> WHAT YOU NEED TO DO
From the records, pick out and copy each line containing "JSON".

> EXERCISE DATA

::::::::

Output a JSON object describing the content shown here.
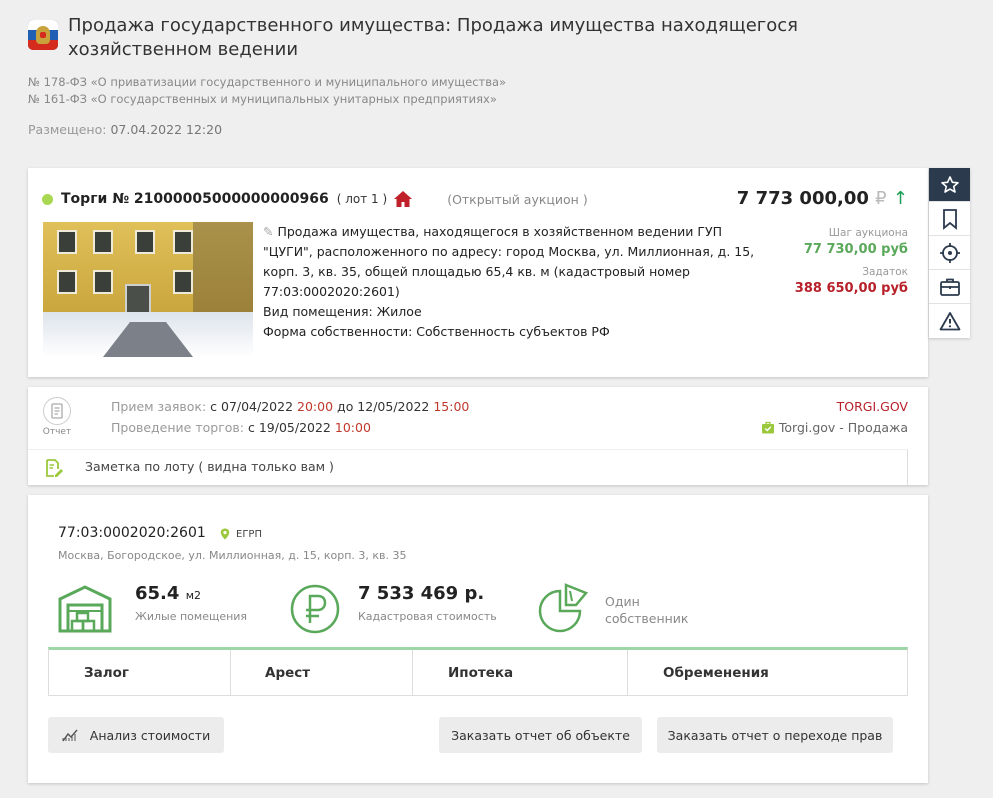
{
  "header": {
    "title": "Продажа государственного имущества: Продажа имущества находящегося хозяйственном ведении",
    "laws": [
      "№ 178-ФЗ «О приватизации государственного и муниципального имущества»",
      "№ 161-ФЗ «О государственных и муниципальных унитарных предприятиях»"
    ],
    "posted_label": "Размещено:",
    "posted_value": "07.04.2022 12:20"
  },
  "lot": {
    "title": "Торги № 21000005000000000966",
    "lot_label": "( лот 1 )",
    "auction_type": "(Открытый аукцион )",
    "price": "7 773 000,00",
    "currency": "₽",
    "trend": "↑",
    "description": "Продажа имущества, находящегося в хозяйственном ведении ГУП \"ЦУГИ\", расположенного по адресу: город Москва, ул. Миллионная, д. 15, корп. 3, кв. 35, общей площадью 65,4 кв. м (кадастровый номер 77:03:0002020:2601)",
    "premise_type": "Вид помещения: Жилое",
    "ownership": "Форма собственности: Собственность субъектов РФ",
    "step_label": "Шаг аукциона",
    "step_value": "77 730,00 руб",
    "deposit_label": "Задаток",
    "deposit_value": "388 650,00 руб",
    "status_color": "#a8d852"
  },
  "toolbar": {
    "icons": [
      "star-icon",
      "bookmark-icon",
      "target-icon",
      "briefcase-icon",
      "warning-icon"
    ]
  },
  "schedule": {
    "report_label": "Отчет",
    "apps_label": "Прием заявок:",
    "apps_from": "с 07/04/2022",
    "apps_from_time": "20:00",
    "apps_to": "до 12/05/2022",
    "apps_to_time": "15:00",
    "trade_label": "Проведение торгов:",
    "trade_date": "с 19/05/2022",
    "trade_time": "10:00",
    "source": "TORGI.GOV",
    "source_sub": "Torgi.gov - Продажа",
    "note": "Заметка по лоту ( видна только вам )"
  },
  "object": {
    "cad_number": "77:03:0002020:2601",
    "egrp": "ЕГРП",
    "address": "Москва, Богородское, ул. Миллионная, д. 15, корп. 3, кв. 35",
    "area_value": "65.4",
    "area_unit": "м2",
    "area_label": "Жилые помещения",
    "cost_value": "7 533 469 р.",
    "cost_label": "Кадастровая стоимость",
    "owner_line1": "Один",
    "owner_line2": "собственник",
    "tabs": [
      "Залог",
      "Арест",
      "Ипотека",
      "Обременения"
    ],
    "btn_analysis": "Анализ стоимости",
    "btn_report_object": "Заказать отчет об объекте",
    "btn_report_rights": "Заказать отчет о переходе прав"
  }
}
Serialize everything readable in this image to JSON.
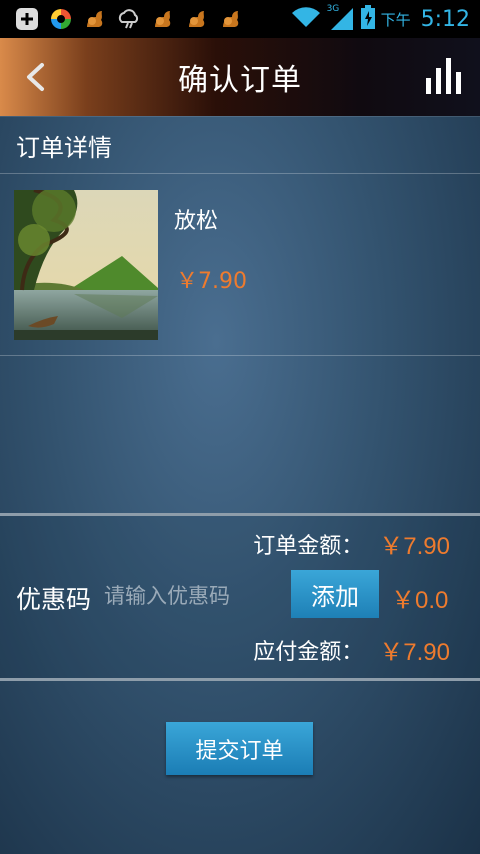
{
  "status_bar": {
    "ampm": "下午",
    "time": "5:12",
    "network": "3G",
    "icons": [
      "add-icon",
      "colorful-app-icon",
      "squirrel-icon",
      "weather-icon",
      "squirrel-icon",
      "squirrel-icon",
      "squirrel-icon",
      "wifi-icon",
      "signal-icon",
      "battery-icon"
    ]
  },
  "header": {
    "title": "确认订单",
    "back_icon": "chevron-left-icon",
    "stats_icon": "bar-chart-icon"
  },
  "section": {
    "title": "订单详情"
  },
  "item": {
    "name": "放松",
    "price": "￥7.90"
  },
  "summary": {
    "order_amount_label": "订单金额：",
    "order_amount": "￥7.90",
    "coupon_label": "优惠码",
    "coupon_placeholder": "请输入优惠码",
    "add_label": "添加",
    "discount": "￥0.0",
    "payable_label": "应付金额：",
    "payable_amount": "￥7.90"
  },
  "submit": {
    "label": "提交订单"
  },
  "colors": {
    "accent": "#ee7b2e",
    "button": "#2a93c9",
    "status": "#33b5e5"
  }
}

::::::::

> OUTPUT OF THE TASK
Output a JSON object describing the content shown here.
Serialize everything readable in this image to JSON.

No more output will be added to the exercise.